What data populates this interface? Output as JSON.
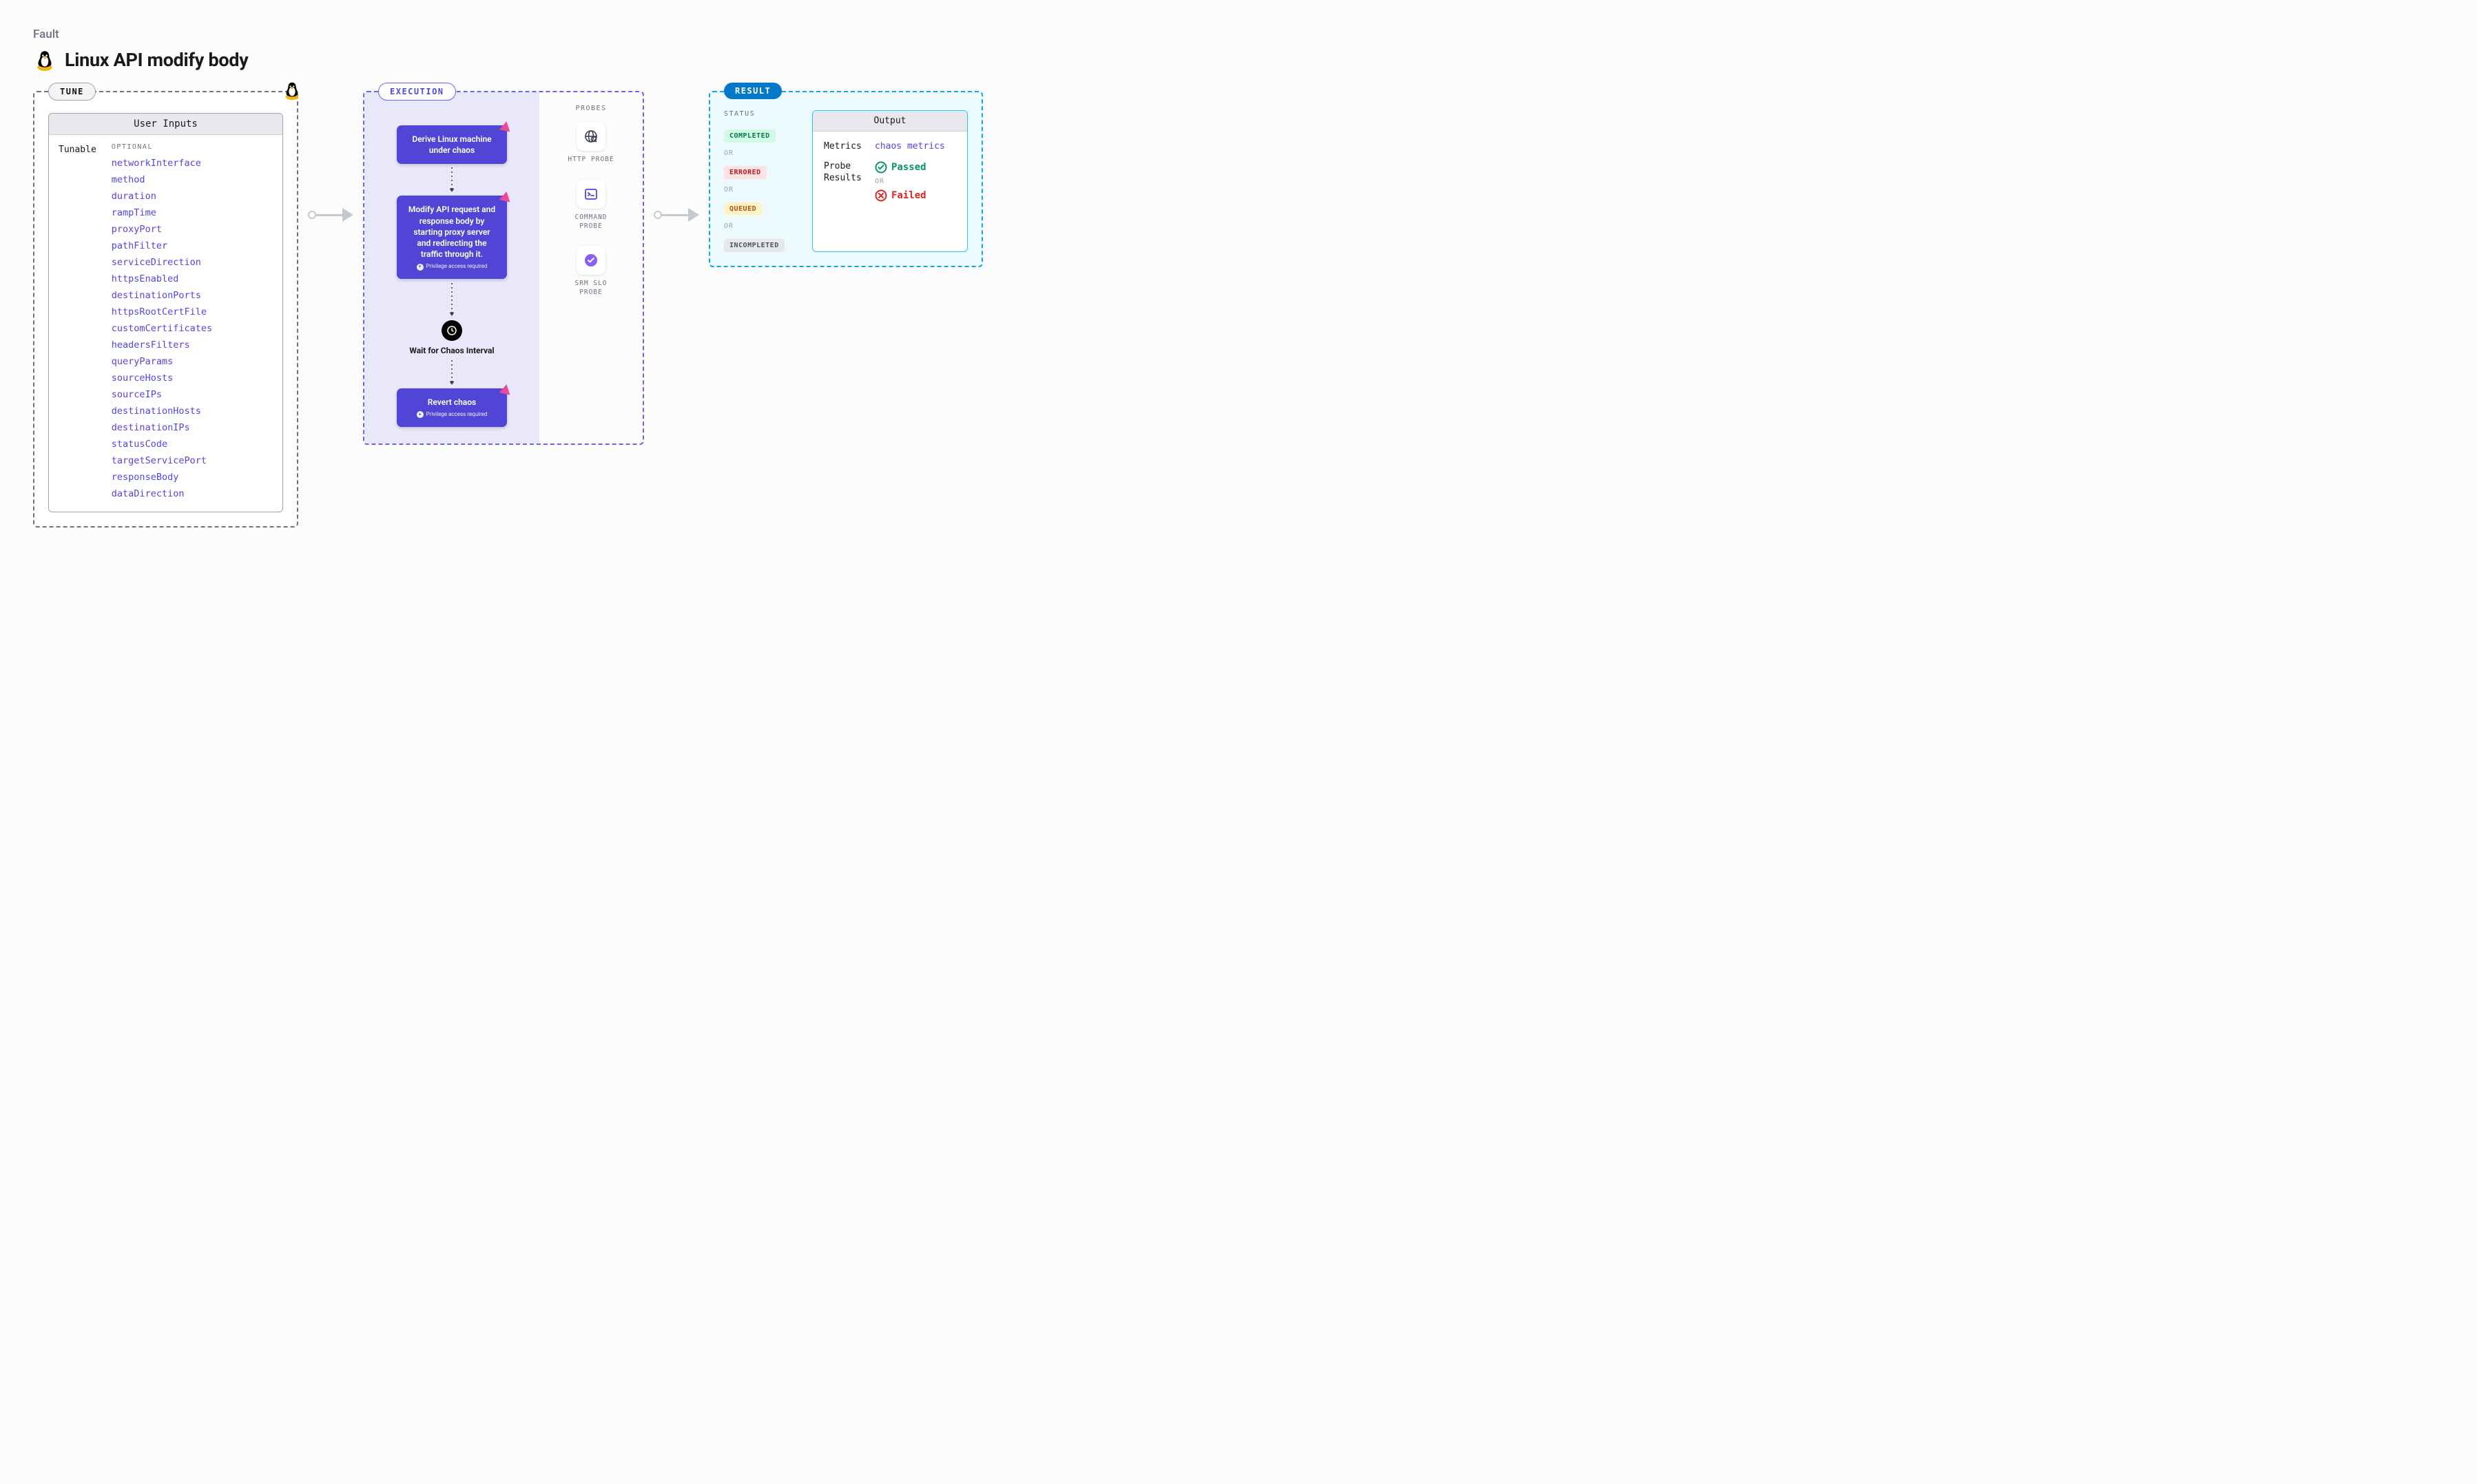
{
  "header": {
    "fault_label": "Fault",
    "title": "Linux API modify body"
  },
  "tune": {
    "label": "TUNE",
    "card_title": "User Inputs",
    "column_label": "Tunable",
    "optional_header": "OPTIONAL",
    "tunables": [
      "networkInterface",
      "method",
      "duration",
      "rampTime",
      "proxyPort",
      "pathFilter",
      "serviceDirection",
      "httpsEnabled",
      "destinationPorts",
      "httpsRootCertFile",
      "customCertificates",
      "headersFilters",
      "queryParams",
      "sourceHosts",
      "sourceIPs",
      "destinationHosts",
      "destinationIPs",
      "statusCode",
      "targetServicePort",
      "responseBody",
      "dataDirection"
    ]
  },
  "execution": {
    "label": "EXECUTION",
    "step1": "Derive Linux machine under chaos",
    "step2": "Modify API request and response body by starting proxy server and redirecting the traffic through it.",
    "privilege_note": "Privilege access required",
    "wait_label": "Wait for Chaos Interval",
    "step3": "Revert chaos",
    "probes_label": "PROBES",
    "probes": [
      {
        "name": "HTTP PROBE",
        "icon": "globe"
      },
      {
        "name": "COMMAND PROBE",
        "icon": "terminal"
      },
      {
        "name": "SRM SLO PROBE",
        "icon": "check-shield"
      }
    ]
  },
  "result": {
    "label": "RESULT",
    "status_label": "STATUS",
    "or_text": "OR",
    "statuses": [
      "COMPLETED",
      "ERRORED",
      "QUEUED",
      "INCOMPLETED"
    ],
    "output_title": "Output",
    "metrics_key": "Metrics",
    "metrics_link": "chaos metrics",
    "probe_results_key": "Probe Results",
    "passed": "Passed",
    "failed": "Failed"
  }
}
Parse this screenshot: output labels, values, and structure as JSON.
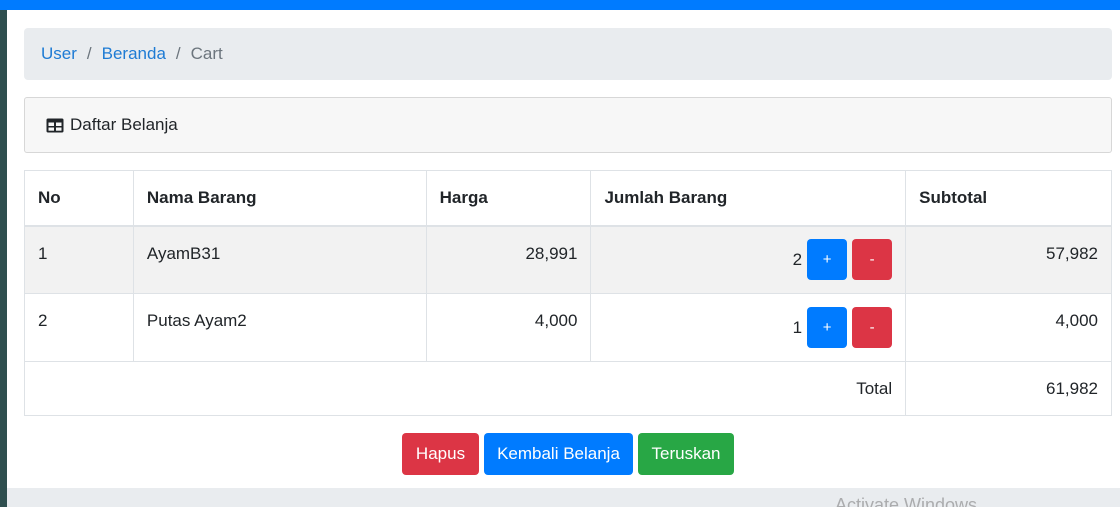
{
  "breadcrumb": {
    "items": [
      "User",
      "Beranda"
    ],
    "separator": "/",
    "active": "Cart"
  },
  "card": {
    "title": "Daftar Belanja",
    "icon": "table-icon"
  },
  "table": {
    "headers": [
      "No",
      "Nama Barang",
      "Harga",
      "Jumlah Barang",
      "Subtotal"
    ],
    "rows": [
      {
        "no": "1",
        "name": "AyamB31",
        "price": "28,991",
        "qty": "2",
        "subtotal": "57,982"
      },
      {
        "no": "2",
        "name": "Putas Ayam2",
        "price": "4,000",
        "qty": "1",
        "subtotal": "4,000"
      }
    ],
    "plus_label": "+",
    "minus_label": "-",
    "total_label": "Total",
    "total_value": "61,982"
  },
  "actions": {
    "delete_label": "Hapus",
    "back_label": "Kembali Belanja",
    "continue_label": "Teruskan"
  },
  "watermark": "Activate Windows",
  "colors": {
    "primary": "#007bff",
    "danger": "#dc3545",
    "success": "#28a745",
    "link": "#1e7bd4"
  }
}
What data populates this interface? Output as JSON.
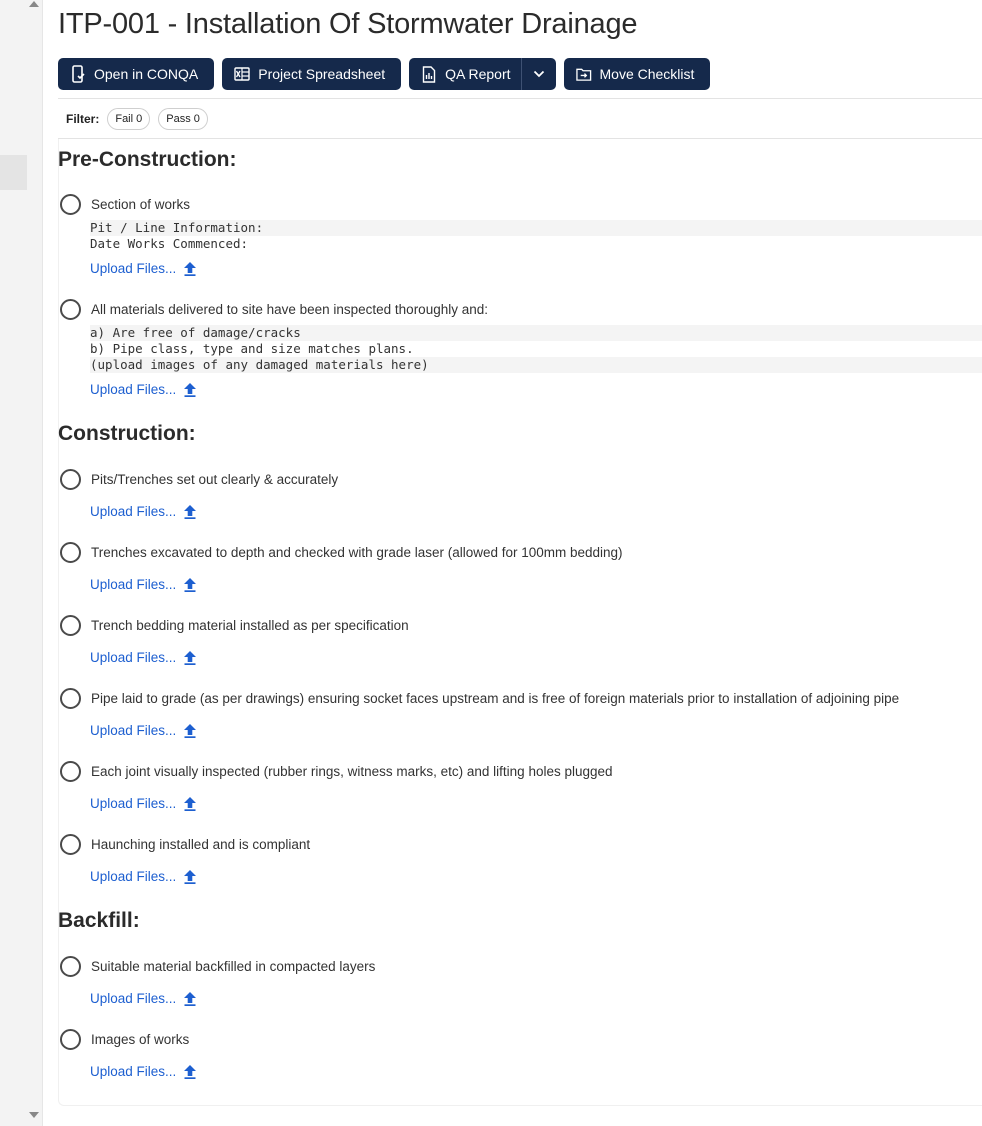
{
  "title": "ITP-001 - Installation Of Stormwater Drainage",
  "toolbar": {
    "open_conqa": "Open in CONQA",
    "project_spreadsheet": "Project Spreadsheet",
    "qa_report": "QA Report",
    "move_checklist": "Move Checklist"
  },
  "filter": {
    "label": "Filter:",
    "fail": "Fail 0",
    "pass": "Pass 0"
  },
  "upload_label": "Upload Files...",
  "sections": {
    "pre": {
      "heading": "Pre-Construction:",
      "items": [
        {
          "label": "Section of works",
          "notes": [
            "Pit / Line Information:",
            "Date Works Commenced:"
          ]
        },
        {
          "label": "All materials delivered to site have been inspected thoroughly and:",
          "notes": [
            "a) Are free of damage/cracks",
            "b) Pipe class, type and size matches plans.",
            "(upload images of any damaged materials here)"
          ]
        }
      ]
    },
    "construction": {
      "heading": "Construction:",
      "items": [
        {
          "label": "Pits/Trenches set out clearly & accurately"
        },
        {
          "label": "Trenches excavated to depth and checked with grade laser (allowed for 100mm bedding)"
        },
        {
          "label": "Trench bedding material installed as per specification"
        },
        {
          "label": "Pipe laid to grade (as per drawings) ensuring socket faces upstream and is free of foreign materials prior to installation of adjoining pipe"
        },
        {
          "label": "Each joint visually inspected (rubber rings, witness marks, etc) and lifting holes plugged"
        },
        {
          "label": "Haunching installed and is compliant"
        }
      ]
    },
    "backfill": {
      "heading": "Backfill:",
      "items": [
        {
          "label": "Suitable material backfilled in compacted layers"
        },
        {
          "label": "Images of works"
        }
      ]
    }
  },
  "colors": {
    "button_bg": "#15294b",
    "link": "#1d5fd0"
  }
}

§ THE PROBLEM: Repeat the material verbatim. Do not carry over any picture.

§ SOLUTION:
What data populates this interface? Output as JSON.
{
  "header": {
    "fault_label": "Fault",
    "title": "Linux API modify body"
  },
  "tune": {
    "label": "TUNE",
    "card_title": "User Inputs",
    "column_label": "Tunable",
    "optional_header": "OPTIONAL",
    "tunables": [
      "networkInterface",
      "method",
      "duration",
      "rampTime",
      "proxyPort",
      "pathFilter",
      "serviceDirection",
      "httpsEnabled",
      "destinationPorts",
      "httpsRootCertFile",
      "customCertificates",
      "headersFilters",
      "queryParams",
      "sourceHosts",
      "sourceIPs",
      "destinationHosts",
      "destinationIPs",
      "statusCode",
      "targetServicePort",
      "responseBody",
      "dataDirection"
    ]
  },
  "execution": {
    "label": "EXECUTION",
    "step1": "Derive Linux machine under chaos",
    "step2": "Modify API request and response body by starting proxy server and redirecting the traffic through it.",
    "privilege_note": "Privilege access required",
    "wait_label": "Wait for Chaos Interval",
    "step3": "Revert chaos",
    "probes_label": "PROBES",
    "probes": [
      {
        "name": "HTTP PROBE",
        "icon": "globe"
      },
      {
        "name": "COMMAND PROBE",
        "icon": "terminal"
      },
      {
        "name": "SRM SLO PROBE",
        "icon": "check-shield"
      }
    ]
  },
  "result": {
    "label": "RESULT",
    "status_label": "STATUS",
    "or_text": "OR",
    "statuses": [
      "COMPLETED",
      "ERRORED",
      "QUEUED",
      "INCOMPLETED"
    ],
    "output_title": "Output",
    "metrics_key": "Metrics",
    "metrics_link": "chaos metrics",
    "probe_results_key": "Probe Results",
    "passed": "Passed",
    "failed": "Failed"
  }
}
Parse this screenshot: output labels, values, and structure as JSON.
{
  "breadcrumb": {
    "items": [
      "User",
      "Beranda"
    ],
    "separator": "/",
    "active": "Cart"
  },
  "card": {
    "title": "Daftar Belanja",
    "icon": "table-icon"
  },
  "table": {
    "headers": [
      "No",
      "Nama Barang",
      "Harga",
      "Jumlah Barang",
      "Subtotal"
    ],
    "rows": [
      {
        "no": "1",
        "name": "AyamB31",
        "price": "28,991",
        "qty": "2",
        "subtotal": "57,982"
      },
      {
        "no": "2",
        "name": "Putas Ayam2",
        "price": "4,000",
        "qty": "1",
        "subtotal": "4,000"
      }
    ],
    "plus_label": "+",
    "minus_label": "-",
    "total_label": "Total",
    "total_value": "61,982"
  },
  "actions": {
    "delete_label": "Hapus",
    "back_label": "Kembali Belanja",
    "continue_label": "Teruskan"
  },
  "watermark": "Activate Windows",
  "colors": {
    "primary": "#007bff",
    "danger": "#dc3545",
    "success": "#28a745",
    "link": "#1e7bd4"
  }
}
What data populates this interface? Output as JSON.
{
  "title": "ITP-001 - Installation Of Stormwater Drainage",
  "toolbar": {
    "open_conqa": "Open in CONQA",
    "project_spreadsheet": "Project Spreadsheet",
    "qa_report": "QA Report",
    "move_checklist": "Move Checklist"
  },
  "filter": {
    "label": "Filter:",
    "fail": "Fail 0",
    "pass": "Pass 0"
  },
  "upload_label": "Upload Files...",
  "sections": {
    "pre": {
      "heading": "Pre-Construction:",
      "items": [
        {
          "label": "Section of works",
          "notes": [
            "Pit / Line Information:",
            "Date Works Commenced:"
          ]
        },
        {
          "label": "All materials delivered to site have been inspected thoroughly and:",
          "notes": [
            "a) Are free of damage/cracks",
            "b) Pipe class, type and size matches plans.",
            "(upload images of any damaged materials here)"
          ]
        }
      ]
    },
    "construction": {
      "heading": "Construction:",
      "items": [
        {
          "label": "Pits/Trenches set out clearly & accurately"
        },
        {
          "label": "Trenches excavated to depth and checked with grade laser (allowed for 100mm bedding)"
        },
        {
          "label": "Trench bedding material installed as per specification"
        },
        {
          "label": "Pipe laid to grade (as per drawings) ensuring socket faces upstream and is free of foreign materials prior to installation of adjoining pipe"
        },
        {
          "label": "Each joint visually inspected (rubber rings, witness marks, etc) and lifting holes plugged"
        },
        {
          "label": "Haunching installed and is compliant"
        }
      ]
    },
    "backfill": {
      "heading": "Backfill:",
      "items": [
        {
          "label": "Suitable material backfilled in compacted layers"
        },
        {
          "label": "Images of works"
        }
      ]
    }
  },
  "colors": {
    "button_bg": "#15294b",
    "link": "#1d5fd0"
  }
}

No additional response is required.